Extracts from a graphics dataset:
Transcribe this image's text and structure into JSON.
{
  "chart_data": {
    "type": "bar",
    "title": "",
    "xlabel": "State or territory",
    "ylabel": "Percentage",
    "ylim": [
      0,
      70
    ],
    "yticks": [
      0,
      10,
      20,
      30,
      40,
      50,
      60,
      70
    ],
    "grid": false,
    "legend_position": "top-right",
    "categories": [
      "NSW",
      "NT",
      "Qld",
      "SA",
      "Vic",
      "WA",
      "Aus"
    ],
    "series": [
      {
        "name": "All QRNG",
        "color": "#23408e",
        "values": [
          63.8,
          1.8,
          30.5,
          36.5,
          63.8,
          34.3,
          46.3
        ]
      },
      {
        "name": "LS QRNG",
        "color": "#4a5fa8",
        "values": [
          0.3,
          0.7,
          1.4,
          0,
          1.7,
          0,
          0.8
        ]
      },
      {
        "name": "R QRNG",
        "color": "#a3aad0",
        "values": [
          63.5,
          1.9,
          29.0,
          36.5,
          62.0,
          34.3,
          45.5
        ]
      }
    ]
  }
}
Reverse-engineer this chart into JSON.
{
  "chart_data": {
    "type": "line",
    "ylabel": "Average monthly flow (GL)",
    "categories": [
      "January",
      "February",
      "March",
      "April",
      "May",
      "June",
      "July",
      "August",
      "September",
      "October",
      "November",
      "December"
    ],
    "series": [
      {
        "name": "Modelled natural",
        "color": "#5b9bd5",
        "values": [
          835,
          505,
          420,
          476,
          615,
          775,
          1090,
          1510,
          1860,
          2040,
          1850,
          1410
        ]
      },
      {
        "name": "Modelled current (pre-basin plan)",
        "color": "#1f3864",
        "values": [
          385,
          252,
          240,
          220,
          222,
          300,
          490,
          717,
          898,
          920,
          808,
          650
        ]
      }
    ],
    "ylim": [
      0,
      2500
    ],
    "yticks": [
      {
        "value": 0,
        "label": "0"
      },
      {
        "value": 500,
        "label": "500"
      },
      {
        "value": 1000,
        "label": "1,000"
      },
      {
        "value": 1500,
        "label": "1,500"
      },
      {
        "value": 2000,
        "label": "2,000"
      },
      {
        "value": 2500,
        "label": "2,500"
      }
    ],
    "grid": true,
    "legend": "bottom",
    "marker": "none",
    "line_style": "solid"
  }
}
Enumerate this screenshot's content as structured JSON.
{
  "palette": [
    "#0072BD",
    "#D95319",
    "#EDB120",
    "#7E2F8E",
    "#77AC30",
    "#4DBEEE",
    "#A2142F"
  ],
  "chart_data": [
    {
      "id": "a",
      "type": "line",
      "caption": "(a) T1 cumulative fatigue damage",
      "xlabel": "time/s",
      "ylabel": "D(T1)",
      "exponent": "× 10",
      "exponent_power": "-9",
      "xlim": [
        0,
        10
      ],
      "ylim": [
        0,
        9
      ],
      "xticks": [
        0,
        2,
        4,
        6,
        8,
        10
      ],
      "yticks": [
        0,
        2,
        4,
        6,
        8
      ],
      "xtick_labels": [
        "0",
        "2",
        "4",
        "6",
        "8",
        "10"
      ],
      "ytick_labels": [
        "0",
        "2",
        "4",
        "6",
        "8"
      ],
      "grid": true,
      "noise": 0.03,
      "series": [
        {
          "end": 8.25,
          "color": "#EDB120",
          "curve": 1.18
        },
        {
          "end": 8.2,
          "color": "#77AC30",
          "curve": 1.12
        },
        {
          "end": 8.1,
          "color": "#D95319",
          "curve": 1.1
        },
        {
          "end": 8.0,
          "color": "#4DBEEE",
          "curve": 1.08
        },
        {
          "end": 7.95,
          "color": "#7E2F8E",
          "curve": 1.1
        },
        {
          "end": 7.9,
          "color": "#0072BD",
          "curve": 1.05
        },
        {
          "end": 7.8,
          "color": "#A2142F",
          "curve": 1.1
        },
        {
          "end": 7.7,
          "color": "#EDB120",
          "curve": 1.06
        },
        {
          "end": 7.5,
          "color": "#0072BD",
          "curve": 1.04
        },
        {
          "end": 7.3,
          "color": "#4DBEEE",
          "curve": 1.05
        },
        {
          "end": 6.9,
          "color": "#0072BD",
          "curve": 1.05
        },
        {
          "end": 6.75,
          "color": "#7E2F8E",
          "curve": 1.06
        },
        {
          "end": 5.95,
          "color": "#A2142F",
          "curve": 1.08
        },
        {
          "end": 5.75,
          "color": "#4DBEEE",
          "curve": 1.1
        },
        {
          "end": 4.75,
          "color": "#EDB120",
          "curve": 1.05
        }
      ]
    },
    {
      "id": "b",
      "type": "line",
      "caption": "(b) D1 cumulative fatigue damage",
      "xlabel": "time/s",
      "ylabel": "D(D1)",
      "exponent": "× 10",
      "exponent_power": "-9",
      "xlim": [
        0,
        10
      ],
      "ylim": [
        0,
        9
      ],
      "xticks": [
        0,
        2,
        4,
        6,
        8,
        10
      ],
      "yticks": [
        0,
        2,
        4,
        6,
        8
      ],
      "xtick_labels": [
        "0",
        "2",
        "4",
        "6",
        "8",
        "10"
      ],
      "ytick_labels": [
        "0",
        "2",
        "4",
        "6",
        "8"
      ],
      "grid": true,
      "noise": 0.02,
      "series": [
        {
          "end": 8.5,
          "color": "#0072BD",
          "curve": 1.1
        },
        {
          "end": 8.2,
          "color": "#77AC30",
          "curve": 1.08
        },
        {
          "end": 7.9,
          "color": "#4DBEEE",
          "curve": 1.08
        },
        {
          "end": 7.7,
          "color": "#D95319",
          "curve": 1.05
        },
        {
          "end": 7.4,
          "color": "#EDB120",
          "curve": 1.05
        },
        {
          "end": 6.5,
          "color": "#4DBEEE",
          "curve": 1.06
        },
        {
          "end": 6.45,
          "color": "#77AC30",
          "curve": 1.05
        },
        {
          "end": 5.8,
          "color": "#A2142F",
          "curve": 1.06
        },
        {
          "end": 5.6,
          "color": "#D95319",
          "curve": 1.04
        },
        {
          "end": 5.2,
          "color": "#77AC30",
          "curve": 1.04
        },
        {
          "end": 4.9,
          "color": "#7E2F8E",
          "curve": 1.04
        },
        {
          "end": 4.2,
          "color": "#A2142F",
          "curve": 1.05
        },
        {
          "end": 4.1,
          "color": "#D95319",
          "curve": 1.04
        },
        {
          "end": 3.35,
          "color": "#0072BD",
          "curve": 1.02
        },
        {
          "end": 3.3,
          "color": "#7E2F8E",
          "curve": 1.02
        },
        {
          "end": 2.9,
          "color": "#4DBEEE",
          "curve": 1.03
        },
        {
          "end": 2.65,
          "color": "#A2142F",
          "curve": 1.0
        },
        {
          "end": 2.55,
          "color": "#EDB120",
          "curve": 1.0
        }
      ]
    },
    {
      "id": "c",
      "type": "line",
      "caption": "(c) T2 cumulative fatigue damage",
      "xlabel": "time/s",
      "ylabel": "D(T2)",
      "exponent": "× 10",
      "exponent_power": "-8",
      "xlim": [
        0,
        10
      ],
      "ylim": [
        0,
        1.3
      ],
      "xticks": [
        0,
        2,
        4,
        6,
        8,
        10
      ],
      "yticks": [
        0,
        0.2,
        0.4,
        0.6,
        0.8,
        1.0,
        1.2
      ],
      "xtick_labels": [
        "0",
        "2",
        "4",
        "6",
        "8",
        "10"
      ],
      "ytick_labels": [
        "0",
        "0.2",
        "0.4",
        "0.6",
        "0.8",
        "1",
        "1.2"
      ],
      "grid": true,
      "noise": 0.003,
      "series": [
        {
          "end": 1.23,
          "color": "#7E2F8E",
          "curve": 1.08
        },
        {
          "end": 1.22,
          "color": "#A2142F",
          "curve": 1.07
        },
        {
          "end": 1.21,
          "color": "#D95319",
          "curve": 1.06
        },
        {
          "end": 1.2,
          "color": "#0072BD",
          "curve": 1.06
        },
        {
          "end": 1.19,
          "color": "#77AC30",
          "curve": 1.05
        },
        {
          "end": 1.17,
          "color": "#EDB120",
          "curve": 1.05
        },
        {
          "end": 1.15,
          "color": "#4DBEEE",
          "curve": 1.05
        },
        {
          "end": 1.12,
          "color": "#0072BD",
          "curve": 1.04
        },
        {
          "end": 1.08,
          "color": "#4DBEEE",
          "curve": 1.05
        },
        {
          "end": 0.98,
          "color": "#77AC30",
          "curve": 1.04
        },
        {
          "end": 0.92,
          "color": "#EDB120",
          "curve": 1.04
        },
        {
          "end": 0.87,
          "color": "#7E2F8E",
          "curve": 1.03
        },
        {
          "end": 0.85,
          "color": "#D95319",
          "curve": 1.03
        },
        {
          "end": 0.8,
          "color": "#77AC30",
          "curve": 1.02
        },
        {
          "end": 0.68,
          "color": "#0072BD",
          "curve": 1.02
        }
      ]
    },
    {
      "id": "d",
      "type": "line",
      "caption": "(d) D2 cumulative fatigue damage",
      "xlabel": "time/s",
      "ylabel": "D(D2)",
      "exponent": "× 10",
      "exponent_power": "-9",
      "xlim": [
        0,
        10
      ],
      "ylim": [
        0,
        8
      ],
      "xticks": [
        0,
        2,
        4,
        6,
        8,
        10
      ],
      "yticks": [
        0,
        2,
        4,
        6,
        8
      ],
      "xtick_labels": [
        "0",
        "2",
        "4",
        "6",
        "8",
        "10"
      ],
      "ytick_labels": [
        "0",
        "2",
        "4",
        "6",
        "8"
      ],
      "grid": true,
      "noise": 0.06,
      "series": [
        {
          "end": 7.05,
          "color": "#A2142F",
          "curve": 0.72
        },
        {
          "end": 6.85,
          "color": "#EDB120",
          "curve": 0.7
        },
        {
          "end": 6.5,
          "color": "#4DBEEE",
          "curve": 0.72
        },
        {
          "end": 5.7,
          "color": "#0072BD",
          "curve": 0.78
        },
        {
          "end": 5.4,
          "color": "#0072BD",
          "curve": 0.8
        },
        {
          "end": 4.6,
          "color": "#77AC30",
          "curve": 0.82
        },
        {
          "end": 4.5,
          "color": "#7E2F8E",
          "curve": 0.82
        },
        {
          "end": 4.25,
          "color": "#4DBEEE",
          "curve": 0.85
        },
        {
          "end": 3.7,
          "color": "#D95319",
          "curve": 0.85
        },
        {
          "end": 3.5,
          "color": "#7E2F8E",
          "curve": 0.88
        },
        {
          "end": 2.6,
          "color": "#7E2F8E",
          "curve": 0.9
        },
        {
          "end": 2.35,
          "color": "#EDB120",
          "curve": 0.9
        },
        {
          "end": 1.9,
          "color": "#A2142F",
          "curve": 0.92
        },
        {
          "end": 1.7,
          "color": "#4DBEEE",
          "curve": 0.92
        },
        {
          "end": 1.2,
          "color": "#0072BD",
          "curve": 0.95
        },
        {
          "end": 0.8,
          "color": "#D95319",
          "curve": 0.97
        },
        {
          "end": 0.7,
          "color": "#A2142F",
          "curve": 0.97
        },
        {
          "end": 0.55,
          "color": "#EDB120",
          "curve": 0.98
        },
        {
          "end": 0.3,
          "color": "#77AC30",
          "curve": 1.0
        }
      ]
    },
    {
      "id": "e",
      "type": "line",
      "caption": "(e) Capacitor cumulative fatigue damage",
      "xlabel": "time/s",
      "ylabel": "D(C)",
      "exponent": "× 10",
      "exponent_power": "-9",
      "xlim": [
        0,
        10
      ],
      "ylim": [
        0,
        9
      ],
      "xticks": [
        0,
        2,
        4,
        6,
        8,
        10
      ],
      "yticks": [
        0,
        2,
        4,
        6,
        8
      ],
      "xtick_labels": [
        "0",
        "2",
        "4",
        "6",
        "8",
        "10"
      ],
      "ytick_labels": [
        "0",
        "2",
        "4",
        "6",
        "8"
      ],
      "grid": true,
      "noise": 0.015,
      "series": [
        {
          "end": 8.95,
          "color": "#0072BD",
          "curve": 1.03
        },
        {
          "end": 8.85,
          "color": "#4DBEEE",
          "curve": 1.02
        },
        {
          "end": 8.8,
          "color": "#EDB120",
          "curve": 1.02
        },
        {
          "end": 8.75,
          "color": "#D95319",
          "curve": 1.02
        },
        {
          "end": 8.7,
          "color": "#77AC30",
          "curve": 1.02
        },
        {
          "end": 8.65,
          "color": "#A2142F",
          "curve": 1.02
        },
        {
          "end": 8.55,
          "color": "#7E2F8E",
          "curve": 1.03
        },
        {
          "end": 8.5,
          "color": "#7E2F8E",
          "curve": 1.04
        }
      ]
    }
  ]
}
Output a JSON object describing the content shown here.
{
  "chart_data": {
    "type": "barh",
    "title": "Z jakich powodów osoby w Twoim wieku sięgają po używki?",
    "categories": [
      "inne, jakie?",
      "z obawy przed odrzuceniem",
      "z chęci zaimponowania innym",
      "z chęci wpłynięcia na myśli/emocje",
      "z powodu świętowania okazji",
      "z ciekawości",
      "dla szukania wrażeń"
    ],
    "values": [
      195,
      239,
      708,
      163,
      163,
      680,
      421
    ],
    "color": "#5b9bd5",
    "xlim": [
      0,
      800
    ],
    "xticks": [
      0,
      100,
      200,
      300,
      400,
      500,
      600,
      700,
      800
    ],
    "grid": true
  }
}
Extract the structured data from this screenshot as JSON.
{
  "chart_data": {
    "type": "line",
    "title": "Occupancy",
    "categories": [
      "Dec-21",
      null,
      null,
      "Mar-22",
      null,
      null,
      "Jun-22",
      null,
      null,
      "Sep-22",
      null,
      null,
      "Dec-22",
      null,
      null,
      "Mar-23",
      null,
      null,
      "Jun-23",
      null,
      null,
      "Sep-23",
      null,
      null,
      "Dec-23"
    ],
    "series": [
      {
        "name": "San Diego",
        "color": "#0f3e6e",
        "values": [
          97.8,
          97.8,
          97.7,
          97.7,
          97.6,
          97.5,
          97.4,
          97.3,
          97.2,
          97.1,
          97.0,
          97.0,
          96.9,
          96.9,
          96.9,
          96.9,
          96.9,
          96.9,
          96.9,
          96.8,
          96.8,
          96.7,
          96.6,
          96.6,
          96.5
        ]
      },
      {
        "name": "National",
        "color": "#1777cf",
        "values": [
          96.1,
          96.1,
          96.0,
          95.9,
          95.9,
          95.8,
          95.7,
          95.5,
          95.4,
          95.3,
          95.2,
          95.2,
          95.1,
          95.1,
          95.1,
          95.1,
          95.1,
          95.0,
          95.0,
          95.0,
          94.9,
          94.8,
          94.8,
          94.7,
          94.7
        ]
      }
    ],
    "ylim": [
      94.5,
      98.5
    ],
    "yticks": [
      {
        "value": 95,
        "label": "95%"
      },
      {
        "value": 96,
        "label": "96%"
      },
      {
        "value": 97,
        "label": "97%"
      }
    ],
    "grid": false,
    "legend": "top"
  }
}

Task statement: Across the data above, how many lines include the word "structured"? Give only the count.

Output below: 2